Instruction
Pull out each line of the data that includes the word "Floor".

Provided data
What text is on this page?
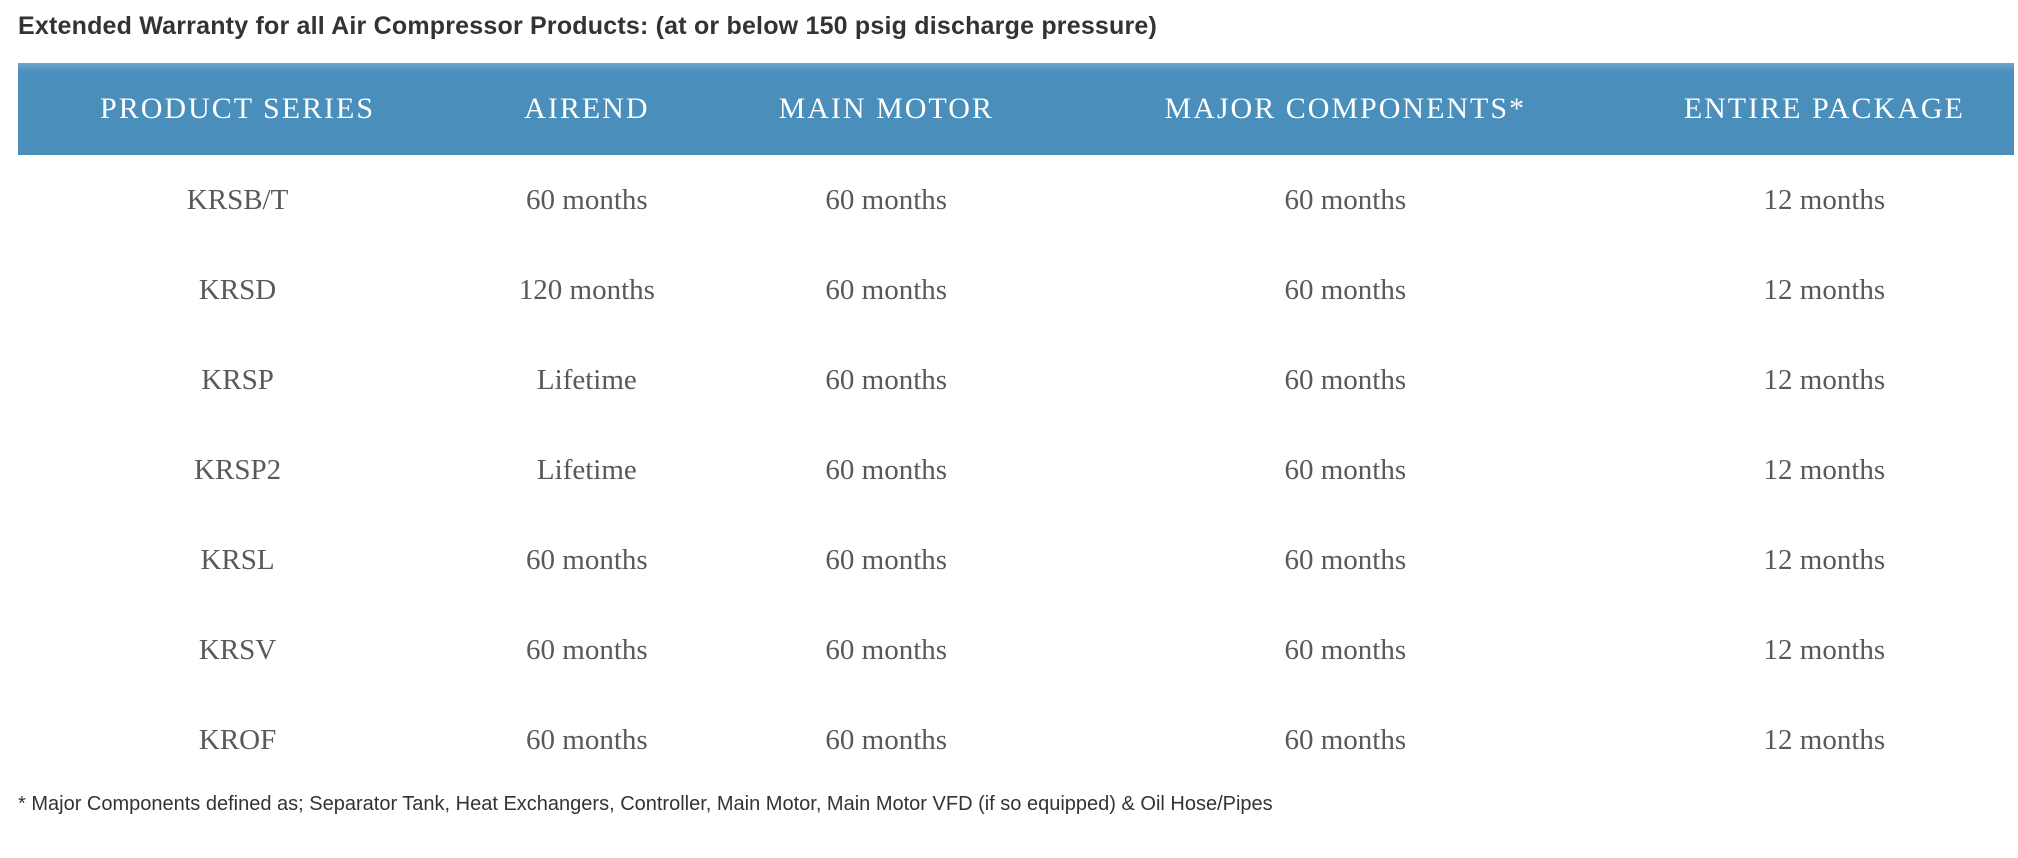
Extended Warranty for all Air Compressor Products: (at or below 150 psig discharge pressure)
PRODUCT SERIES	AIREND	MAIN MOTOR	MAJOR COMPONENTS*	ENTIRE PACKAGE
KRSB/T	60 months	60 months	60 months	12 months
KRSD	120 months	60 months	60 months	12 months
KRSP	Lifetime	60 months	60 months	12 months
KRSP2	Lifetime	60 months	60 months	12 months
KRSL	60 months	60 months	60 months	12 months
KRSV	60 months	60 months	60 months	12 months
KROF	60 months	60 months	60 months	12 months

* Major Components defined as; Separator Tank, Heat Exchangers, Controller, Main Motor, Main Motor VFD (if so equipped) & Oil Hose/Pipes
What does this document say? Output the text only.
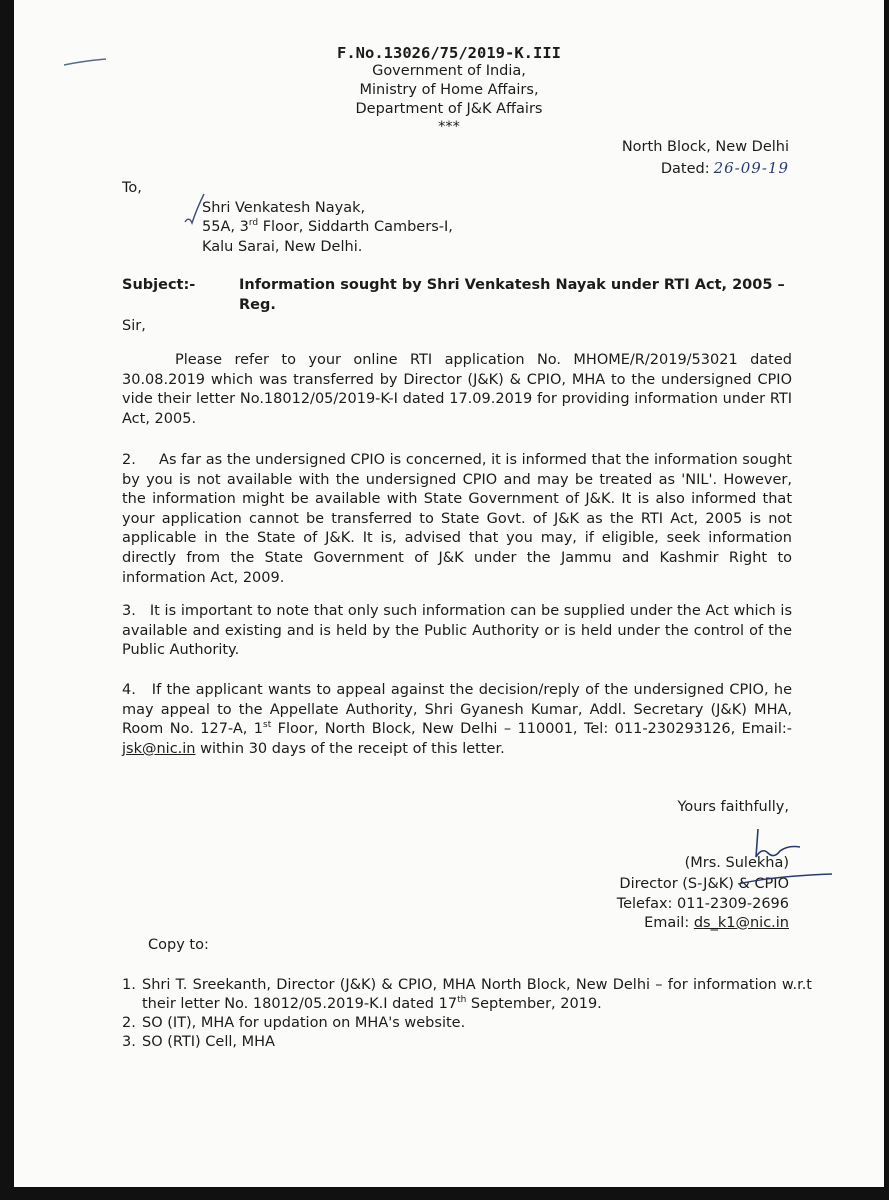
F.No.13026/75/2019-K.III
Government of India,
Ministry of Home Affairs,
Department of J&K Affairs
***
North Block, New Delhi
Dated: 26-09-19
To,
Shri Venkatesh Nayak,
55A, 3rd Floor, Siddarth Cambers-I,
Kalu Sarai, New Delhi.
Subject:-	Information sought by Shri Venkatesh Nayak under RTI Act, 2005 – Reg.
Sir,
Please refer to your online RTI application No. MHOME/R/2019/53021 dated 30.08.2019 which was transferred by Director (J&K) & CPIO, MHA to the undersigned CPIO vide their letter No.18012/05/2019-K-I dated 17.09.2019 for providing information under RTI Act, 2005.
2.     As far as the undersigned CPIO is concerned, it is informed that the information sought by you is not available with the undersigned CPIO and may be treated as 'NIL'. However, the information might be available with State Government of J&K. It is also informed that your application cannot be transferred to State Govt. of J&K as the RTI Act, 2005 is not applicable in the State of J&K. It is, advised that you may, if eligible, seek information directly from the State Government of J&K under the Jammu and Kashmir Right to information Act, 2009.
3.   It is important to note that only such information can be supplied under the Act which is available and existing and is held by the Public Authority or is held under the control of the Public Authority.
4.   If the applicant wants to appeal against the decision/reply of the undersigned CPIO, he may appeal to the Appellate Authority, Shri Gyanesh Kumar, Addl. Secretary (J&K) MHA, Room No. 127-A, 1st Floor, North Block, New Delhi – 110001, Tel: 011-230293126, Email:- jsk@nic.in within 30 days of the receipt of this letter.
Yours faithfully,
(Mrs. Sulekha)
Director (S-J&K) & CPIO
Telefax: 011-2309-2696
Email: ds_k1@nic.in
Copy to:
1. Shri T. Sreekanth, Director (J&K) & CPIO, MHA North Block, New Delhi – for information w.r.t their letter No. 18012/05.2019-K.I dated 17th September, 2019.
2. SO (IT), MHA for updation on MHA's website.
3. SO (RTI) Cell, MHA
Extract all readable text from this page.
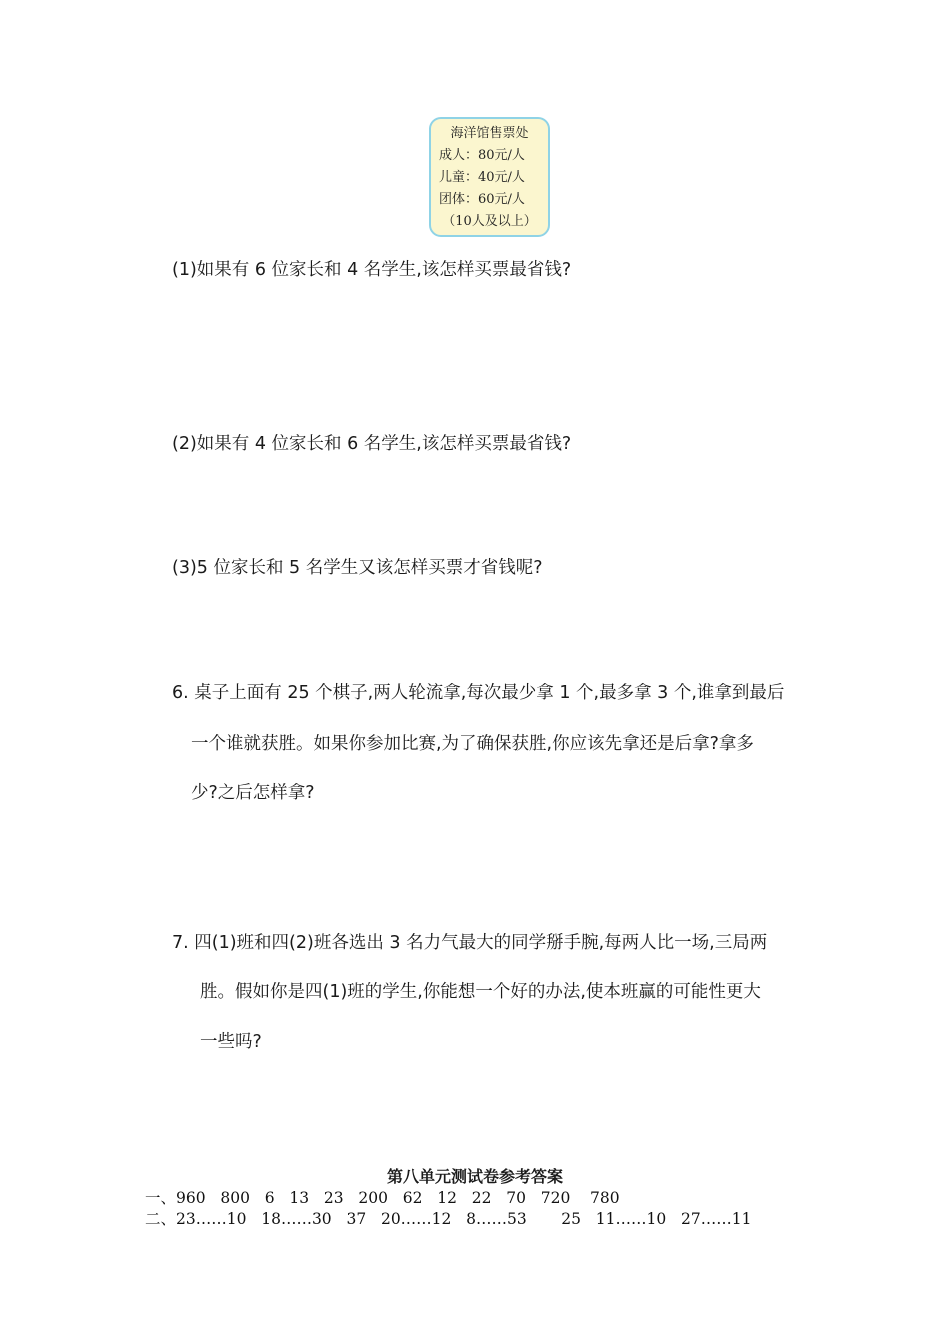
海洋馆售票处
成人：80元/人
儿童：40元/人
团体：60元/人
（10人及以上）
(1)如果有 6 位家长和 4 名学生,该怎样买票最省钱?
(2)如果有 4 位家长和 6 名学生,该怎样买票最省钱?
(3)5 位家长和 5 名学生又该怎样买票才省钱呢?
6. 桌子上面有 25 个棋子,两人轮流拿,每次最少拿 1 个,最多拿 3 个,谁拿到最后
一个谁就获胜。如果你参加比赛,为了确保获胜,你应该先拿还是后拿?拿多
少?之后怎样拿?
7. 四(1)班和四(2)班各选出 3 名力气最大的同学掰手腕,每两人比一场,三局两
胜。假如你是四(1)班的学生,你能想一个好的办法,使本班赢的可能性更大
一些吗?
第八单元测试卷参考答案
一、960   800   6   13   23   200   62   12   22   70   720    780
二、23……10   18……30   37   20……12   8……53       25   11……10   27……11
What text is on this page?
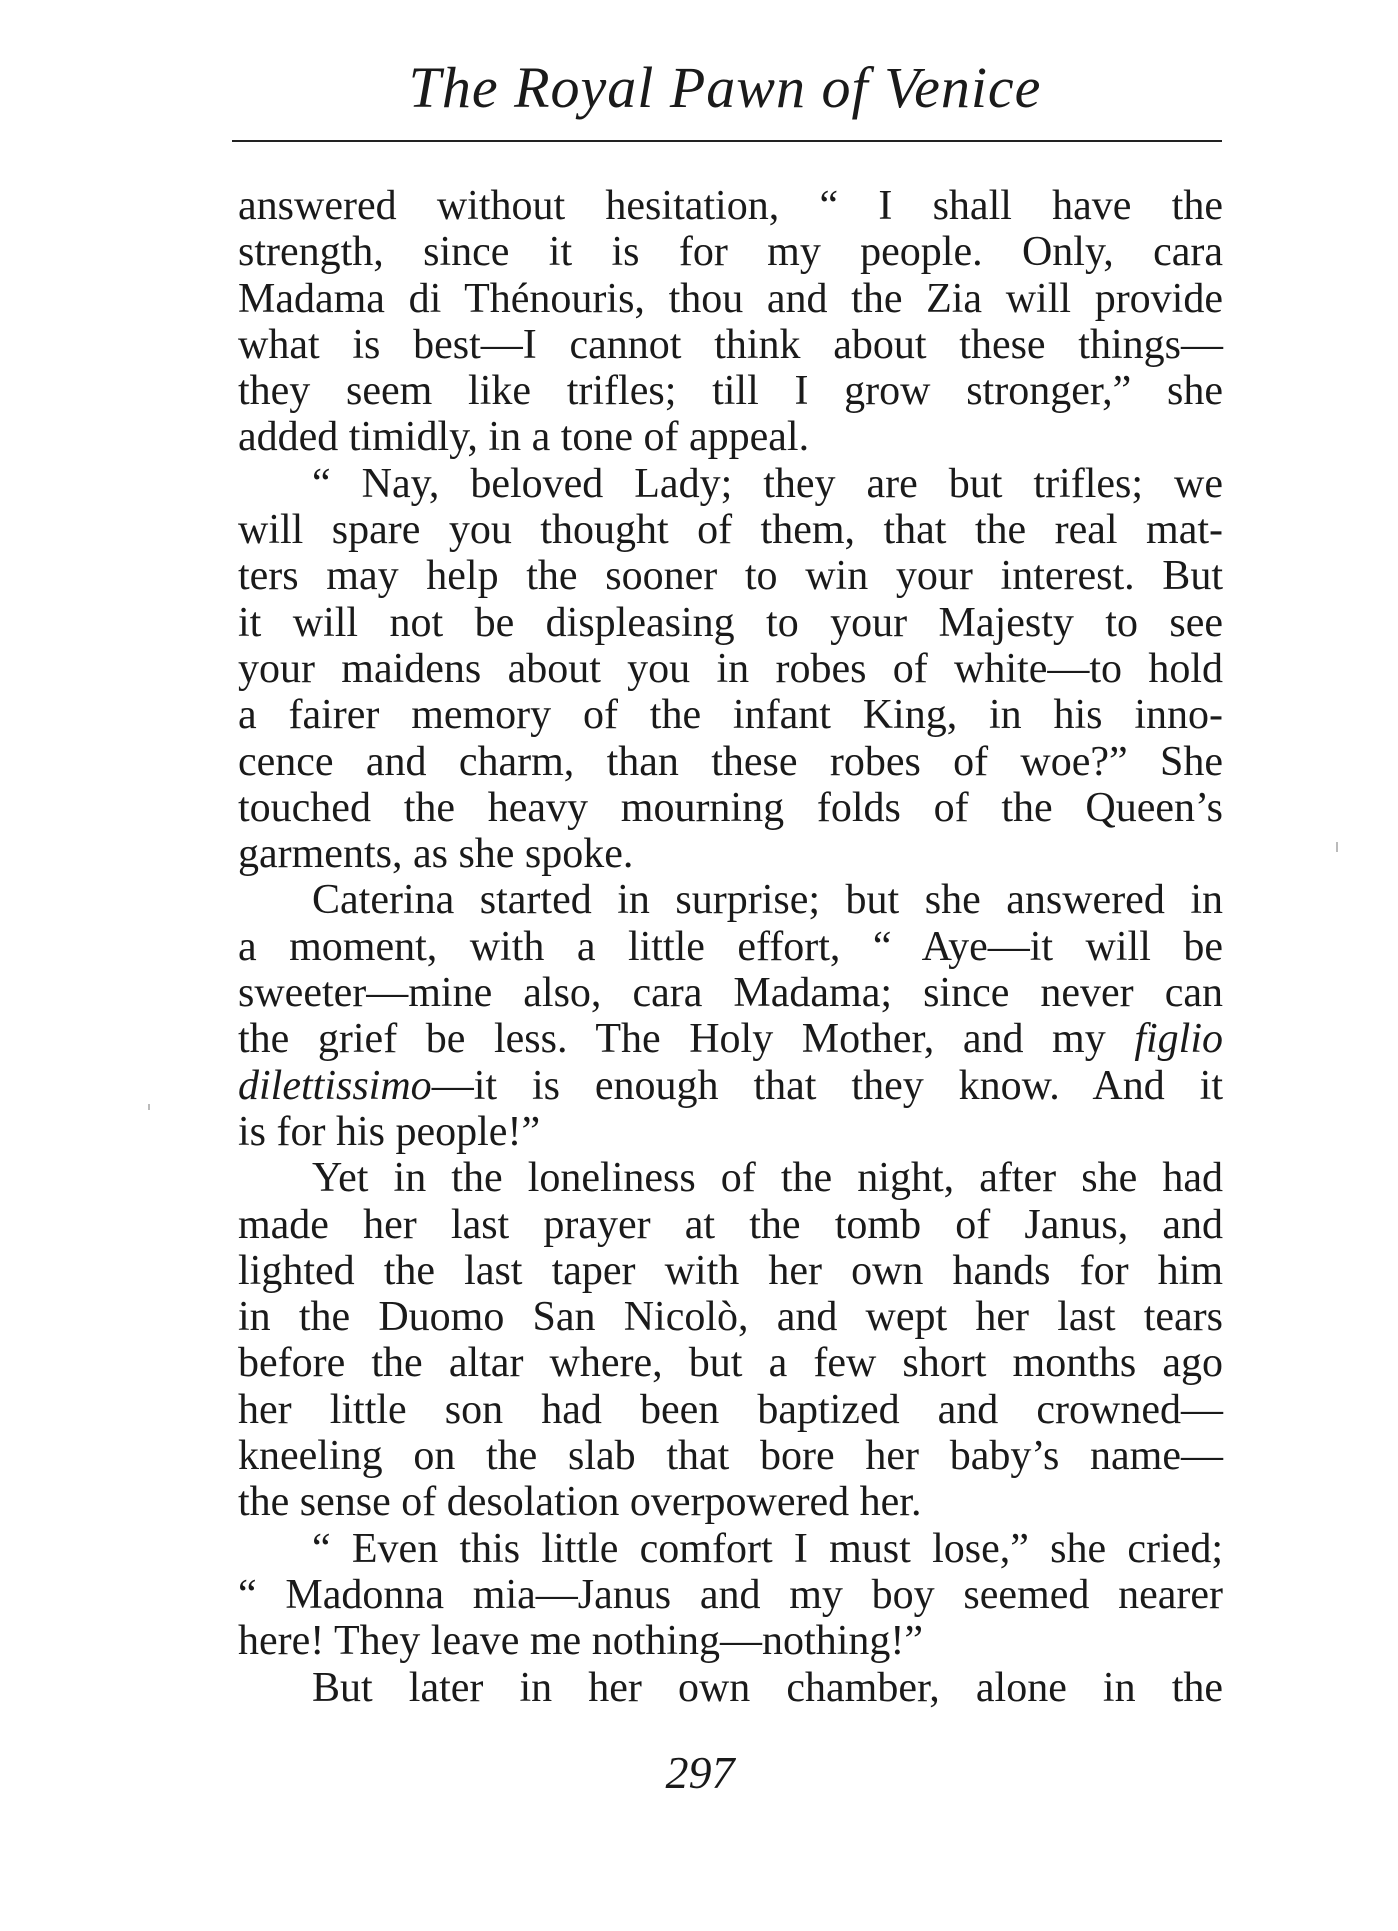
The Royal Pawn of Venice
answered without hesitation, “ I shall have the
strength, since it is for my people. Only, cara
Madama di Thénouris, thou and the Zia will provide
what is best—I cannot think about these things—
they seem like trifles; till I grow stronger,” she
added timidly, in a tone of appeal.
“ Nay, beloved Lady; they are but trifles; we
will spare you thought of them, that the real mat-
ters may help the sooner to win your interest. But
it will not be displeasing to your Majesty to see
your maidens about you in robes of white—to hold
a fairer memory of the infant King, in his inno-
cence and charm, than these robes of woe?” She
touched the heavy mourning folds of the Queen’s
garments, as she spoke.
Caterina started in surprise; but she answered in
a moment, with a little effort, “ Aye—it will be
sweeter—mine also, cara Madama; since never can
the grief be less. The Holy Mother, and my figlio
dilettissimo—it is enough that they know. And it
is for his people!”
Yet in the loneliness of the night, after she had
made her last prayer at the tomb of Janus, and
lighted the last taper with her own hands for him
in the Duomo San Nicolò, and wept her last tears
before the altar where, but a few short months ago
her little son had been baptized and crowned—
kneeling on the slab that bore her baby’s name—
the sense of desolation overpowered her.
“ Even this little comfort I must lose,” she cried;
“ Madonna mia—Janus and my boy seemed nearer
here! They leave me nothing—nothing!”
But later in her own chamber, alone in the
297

The answer
55A, 3rd Floor, Siddarth Cambers-I,
4.   If the applicant wants to appeal against the decision/reply of the undersigned CPIO, he may appeal to the Appellate Authority, Shri Gyanesh Kumar, Addl. Secretary (J&K) MHA, Room No. 127-A, 1st Floor, North Block, New Delhi – 110001, Tel: 011-230293126, Email:- jsk@nic.in within 30 days of the receipt of this letter.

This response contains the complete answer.